[EXTRACTED TEXT]:
-=-=-

Darin Erstad, left, says he got lucky in assembling a coaching staff that works so well together.
Photo by Scott Bruhn/Nebraska Communications

Erstad Rewinds His Experience, Looks Ahead

By NU Athletic Communications

Follow Randy on Twitter at www.twitter.com/RandyYorkNsider

Randy York’s N-Sider

Darin Erstad's dream is Nebraska winning an NCAA Super Regional and then celebrating a College World Series Championship in Omaha. In his first year as Nebraska’s head baseball coach, Erstad’s Huskers made meaningful progress as a program, but did not qualify for a regional. Last week, we caught up with Erstad and asked him to rewind his first-year experience and to share what he sees as critical to the Huskers getting back on that magical road to Omaha. In a nutshell, the answers are better pitching, improved defense and playing a much tougher schedule like all Big Ten teams should do to change their RPI-deficient league overall. Erstad says he’s much more eager to put his team “in a ring of fire” against tougher opponents than he is in softening a schedule to pad his record. Please join our conversation from Erstad’s office above the left-field bleachers at Hawks Field inside Haymarket Park:

Q: Nebraska baseball fans that I know all say they’ve seen a definitive culture change in your first season as head baseball coach at Nebraska. Did you see that change, too?

-=-=-

[SUPPLIED MATERIAL]:

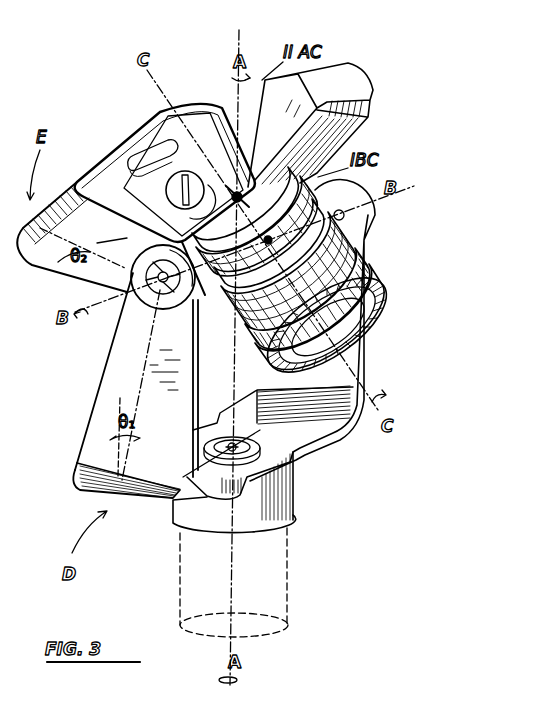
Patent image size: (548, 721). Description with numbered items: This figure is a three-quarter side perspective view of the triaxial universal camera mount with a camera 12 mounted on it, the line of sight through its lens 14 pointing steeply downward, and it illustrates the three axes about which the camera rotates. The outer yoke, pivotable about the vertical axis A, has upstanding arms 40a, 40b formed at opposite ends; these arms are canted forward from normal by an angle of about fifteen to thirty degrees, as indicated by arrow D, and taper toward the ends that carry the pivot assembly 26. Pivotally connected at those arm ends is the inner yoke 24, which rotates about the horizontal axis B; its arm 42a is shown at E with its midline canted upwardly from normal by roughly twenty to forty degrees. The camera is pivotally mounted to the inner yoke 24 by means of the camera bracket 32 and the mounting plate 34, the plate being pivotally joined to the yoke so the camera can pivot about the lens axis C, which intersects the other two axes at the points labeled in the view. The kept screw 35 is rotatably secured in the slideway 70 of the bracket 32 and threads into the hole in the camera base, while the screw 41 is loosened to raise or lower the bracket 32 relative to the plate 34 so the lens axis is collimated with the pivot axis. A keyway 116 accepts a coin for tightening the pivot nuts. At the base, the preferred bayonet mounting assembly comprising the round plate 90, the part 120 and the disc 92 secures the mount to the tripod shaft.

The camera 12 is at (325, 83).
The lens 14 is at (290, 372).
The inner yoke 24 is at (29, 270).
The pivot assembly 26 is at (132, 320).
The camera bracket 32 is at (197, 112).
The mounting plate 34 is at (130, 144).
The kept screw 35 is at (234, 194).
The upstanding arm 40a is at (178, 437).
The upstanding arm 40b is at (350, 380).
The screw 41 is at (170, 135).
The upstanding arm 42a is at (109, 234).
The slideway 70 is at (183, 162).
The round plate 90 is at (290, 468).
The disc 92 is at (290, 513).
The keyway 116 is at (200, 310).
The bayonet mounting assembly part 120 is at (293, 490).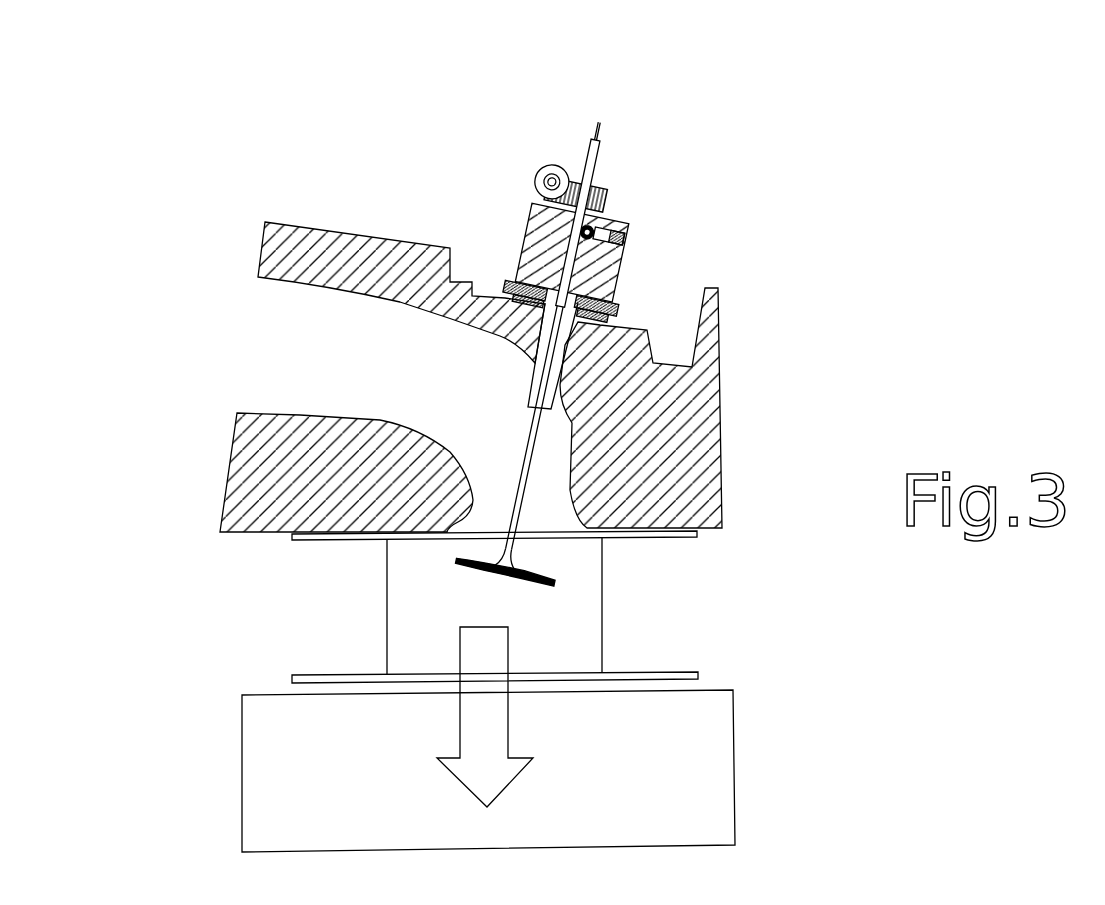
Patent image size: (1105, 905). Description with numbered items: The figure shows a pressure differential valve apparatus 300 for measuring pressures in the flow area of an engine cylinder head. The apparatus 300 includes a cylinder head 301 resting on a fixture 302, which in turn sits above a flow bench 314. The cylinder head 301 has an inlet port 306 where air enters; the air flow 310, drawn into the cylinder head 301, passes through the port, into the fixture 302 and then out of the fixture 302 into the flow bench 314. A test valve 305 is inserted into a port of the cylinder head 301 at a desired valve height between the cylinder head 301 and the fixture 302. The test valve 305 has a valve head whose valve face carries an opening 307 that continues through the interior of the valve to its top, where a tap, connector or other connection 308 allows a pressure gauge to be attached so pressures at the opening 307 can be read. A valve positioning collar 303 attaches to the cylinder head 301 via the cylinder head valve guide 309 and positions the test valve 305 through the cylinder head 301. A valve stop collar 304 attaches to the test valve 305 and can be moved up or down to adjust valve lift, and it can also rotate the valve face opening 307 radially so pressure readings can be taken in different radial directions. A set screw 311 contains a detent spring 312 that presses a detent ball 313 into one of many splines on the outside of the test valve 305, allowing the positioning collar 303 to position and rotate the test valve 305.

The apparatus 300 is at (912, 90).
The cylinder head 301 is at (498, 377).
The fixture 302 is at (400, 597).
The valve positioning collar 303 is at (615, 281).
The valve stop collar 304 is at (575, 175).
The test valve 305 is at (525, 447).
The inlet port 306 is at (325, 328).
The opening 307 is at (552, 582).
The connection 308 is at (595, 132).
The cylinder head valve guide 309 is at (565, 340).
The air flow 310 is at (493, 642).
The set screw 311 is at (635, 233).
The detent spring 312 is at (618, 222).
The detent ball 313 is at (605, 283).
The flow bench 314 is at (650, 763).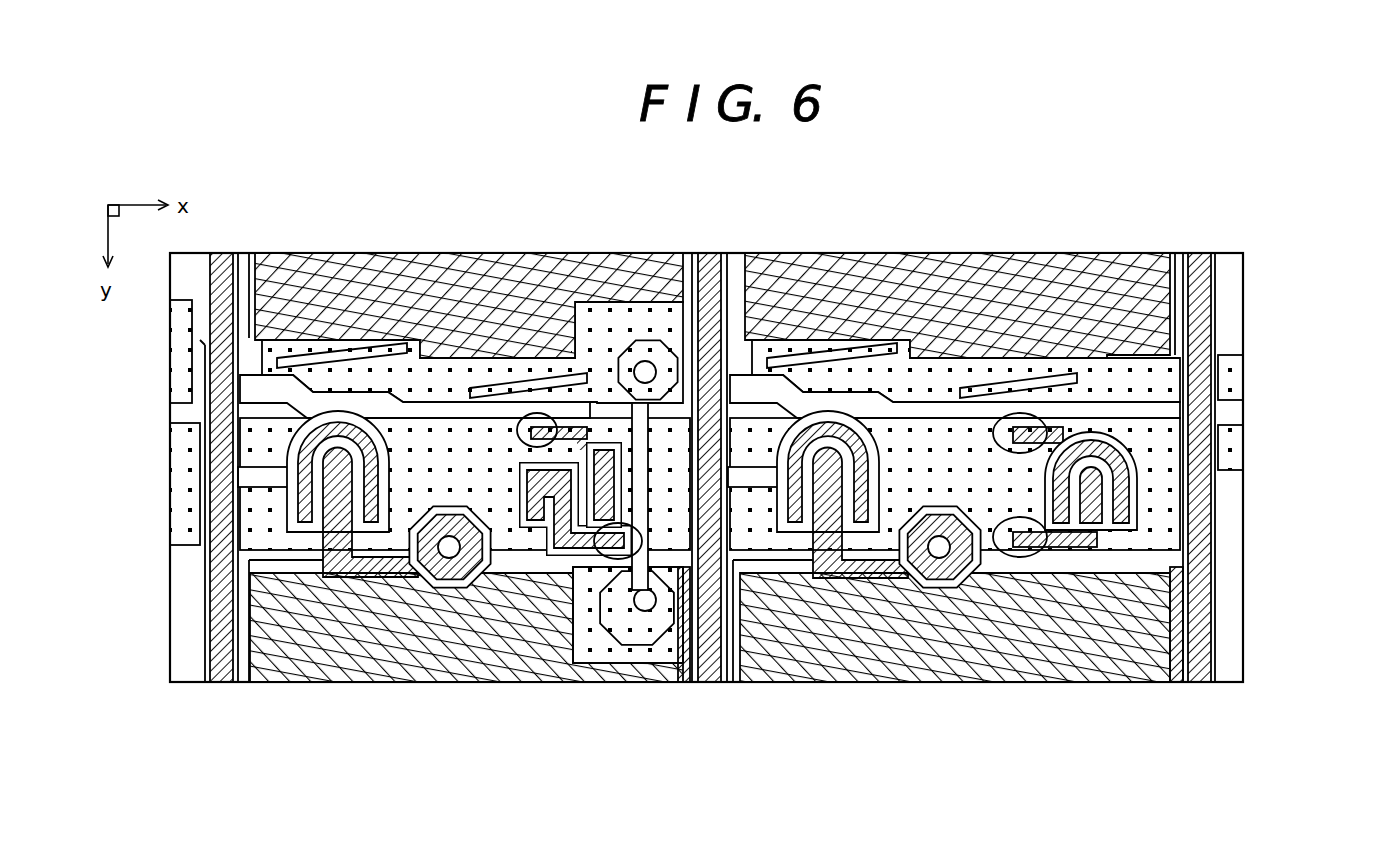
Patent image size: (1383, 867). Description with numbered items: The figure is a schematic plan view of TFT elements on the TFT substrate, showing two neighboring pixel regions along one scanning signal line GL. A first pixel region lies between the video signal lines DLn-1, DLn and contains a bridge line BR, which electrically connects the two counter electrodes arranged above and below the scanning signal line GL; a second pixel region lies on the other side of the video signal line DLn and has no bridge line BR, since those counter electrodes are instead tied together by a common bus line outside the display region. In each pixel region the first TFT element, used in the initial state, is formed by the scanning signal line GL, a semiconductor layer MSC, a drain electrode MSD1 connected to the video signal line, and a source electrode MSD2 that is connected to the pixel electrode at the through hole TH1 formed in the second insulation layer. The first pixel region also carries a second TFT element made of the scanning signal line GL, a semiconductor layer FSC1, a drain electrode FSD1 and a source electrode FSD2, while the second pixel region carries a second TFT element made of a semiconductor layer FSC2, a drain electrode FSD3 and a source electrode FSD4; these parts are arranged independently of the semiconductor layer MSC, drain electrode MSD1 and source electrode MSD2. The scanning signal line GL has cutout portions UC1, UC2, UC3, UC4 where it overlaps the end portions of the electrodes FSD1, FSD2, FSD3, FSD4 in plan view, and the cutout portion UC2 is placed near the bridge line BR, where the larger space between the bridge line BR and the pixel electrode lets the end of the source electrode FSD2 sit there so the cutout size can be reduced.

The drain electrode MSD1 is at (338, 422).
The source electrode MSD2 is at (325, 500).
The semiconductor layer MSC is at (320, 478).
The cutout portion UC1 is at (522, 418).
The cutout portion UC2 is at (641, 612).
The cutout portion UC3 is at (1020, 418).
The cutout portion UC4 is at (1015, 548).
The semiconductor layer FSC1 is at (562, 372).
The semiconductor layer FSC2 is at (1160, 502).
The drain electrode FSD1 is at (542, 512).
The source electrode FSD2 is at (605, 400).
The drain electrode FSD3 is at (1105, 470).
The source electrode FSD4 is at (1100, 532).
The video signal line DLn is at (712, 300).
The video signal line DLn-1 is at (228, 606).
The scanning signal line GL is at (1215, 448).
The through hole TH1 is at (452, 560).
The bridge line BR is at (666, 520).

-=-=-

[CHALLENGES]:
[1] Return the passage of the Erstad article from "Q: Nebraska baseball" up to and including "that change, too?", word for word.
[2] Using the Erstad article, decide whether each statement agrees with it. Answer yes or no, and quote the deciding words. (a) Erstad's team qualified for a regional in his first year as head coach. (b) Erstad's office is above the left-field bleachers at Hawks Field. (c) Erstad would rather soften a schedule to pad his record than face tougher opponents.

[COMPLETED EXERCISE]:
[1]
Q: Nebraska baseball fans that I know all say they’ve seen a definitive culture change in your first season as head baseball coach at Nebraska. Did you see that change, too?

[2]
(a) No: "but did not qualify for a regional."
(b) Yes: "Erstad’s office above the left-field bleachers at Hawks Field inside Haymarket Park"
(c) No: "he’s much more eager to put his team “in a ring of fire” against tougher opponents than he is in softening a schedule to pad his record"